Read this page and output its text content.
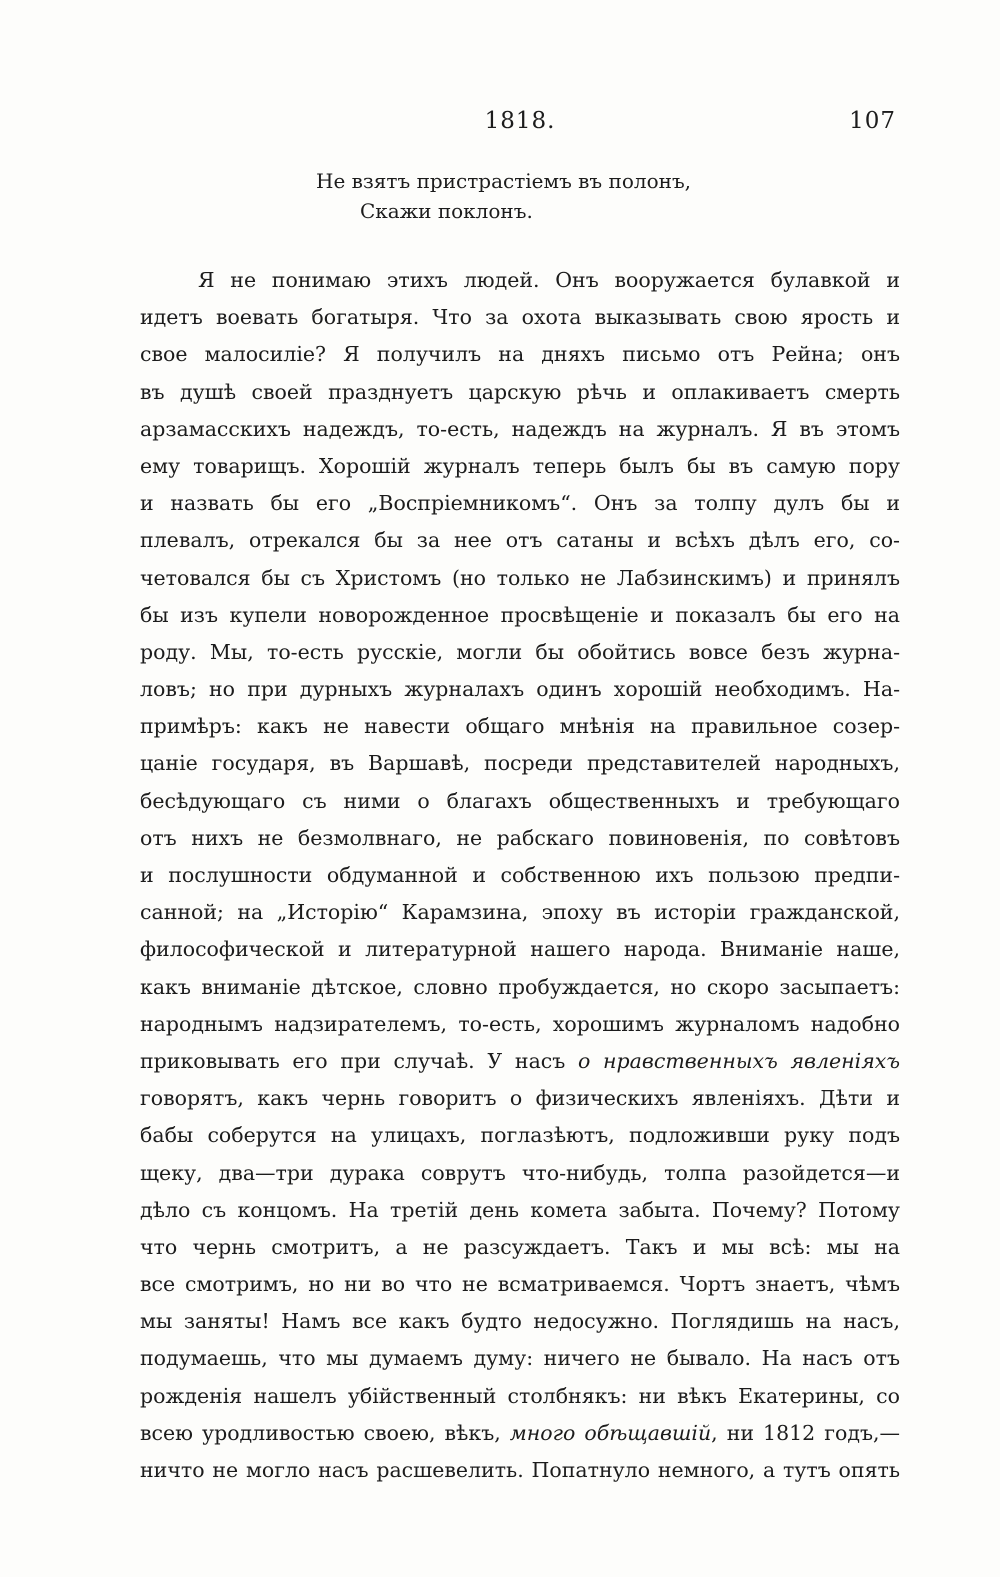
1818.	107
Не взятъ пристрастіемъ въ полонъ,
Скажи поклонъ.
Я не понимаю этихъ людей. Онъ вооружается булавкой и
идетъ воевать богатыря. Что за охота выказывать свою ярость и
свое малосиліе? Я получилъ на дняхъ письмо отъ Рейна; онъ
въ душѣ своей празднуетъ царскую рѣчь и оплакиваетъ смерть
арзамасскихъ надеждъ, то-есть, надеждъ на журналъ. Я въ этомъ
ему товарищъ. Хорошій журналъ теперь былъ бы въ самую пору
и назвать бы его „Воспріемникомъ“. Онъ за толпу дулъ бы и
плевалъ, отрекался бы за нее отъ сатаны и всѣхъ дѣлъ его, со-
четовался бы съ Христомъ (но только не Лабзинскимъ) и принялъ
бы изъ купели новорожденное просвѣщеніе и показалъ бы его на
роду. Мы, то-есть русскіе, могли бы обойтись вовсе безъ журна-
ловъ; но при дурныхъ журналахъ одинъ хорошій необходимъ. На-
примѣръ: какъ не навести общаго мнѣнія на правильное созер-
цаніе государя, въ Варшавѣ, посреди представителей народныхъ,
бесѣдующаго съ ними о благахъ общественныхъ и требующаго
отъ нихъ не безмолвнаго, не рабскаго повиновенія, по совѣтовъ
и послушности обдуманной и собственною ихъ пользою предпи-
санной; на „Исторію“ Карамзина, эпоху въ исторіи гражданской,
философической и литературной нашего народа. Вниманіе наше,
какъ вниманіе дѣтское, словно пробуждается, но скоро засыпаетъ:
народнымъ надзирателемъ, то-есть, хорошимъ журналомъ надобно
приковывать его при случаѣ. У насъ о нравственныхъ явленіяхъ
говорятъ, какъ чернь говоритъ о физическихъ явленіяхъ. Дѣти и
бабы соберутся на улицахъ, поглазѣютъ, подложивши руку подъ
щеку, два—три дурака соврутъ что-нибудь, толпа разойдется—и
дѣло съ концомъ. На третій день комета забыта. Почему? Потому
что чернь смотритъ, а не разсуждаетъ. Такъ и мы всѣ: мы на
все смотримъ, но ни во что не всматриваемся. Чортъ знаетъ, чѣмъ
мы заняты! Намъ все какъ будто недосужно. Поглядишь на насъ,
подумаешь, что мы думаемъ думу: ничего не бывало. На насъ отъ
рожденія нашелъ убійственный столбнякъ: ни вѣкъ Екатерины, со
всею уродливостью своею, вѣкъ, много обѣщавшій, ни 1812 годъ,—
ничто не могло насъ расшевелить. Попатнуло немного, а тутъ опять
++++++++
**Aim:** Collect, from the material above, every line containing the word "какъ".

**Output of the exercise:**
примѣръ: какъ не навести общаго мнѣнія на правильное созер-
какъ вниманіе дѣтское, словно пробуждается, но скоро засыпаетъ:
говорятъ, какъ чернь говоритъ о физическихъ явленіяхъ. Дѣти и
мы заняты! Намъ все какъ будто недосужно. Поглядишь на насъ,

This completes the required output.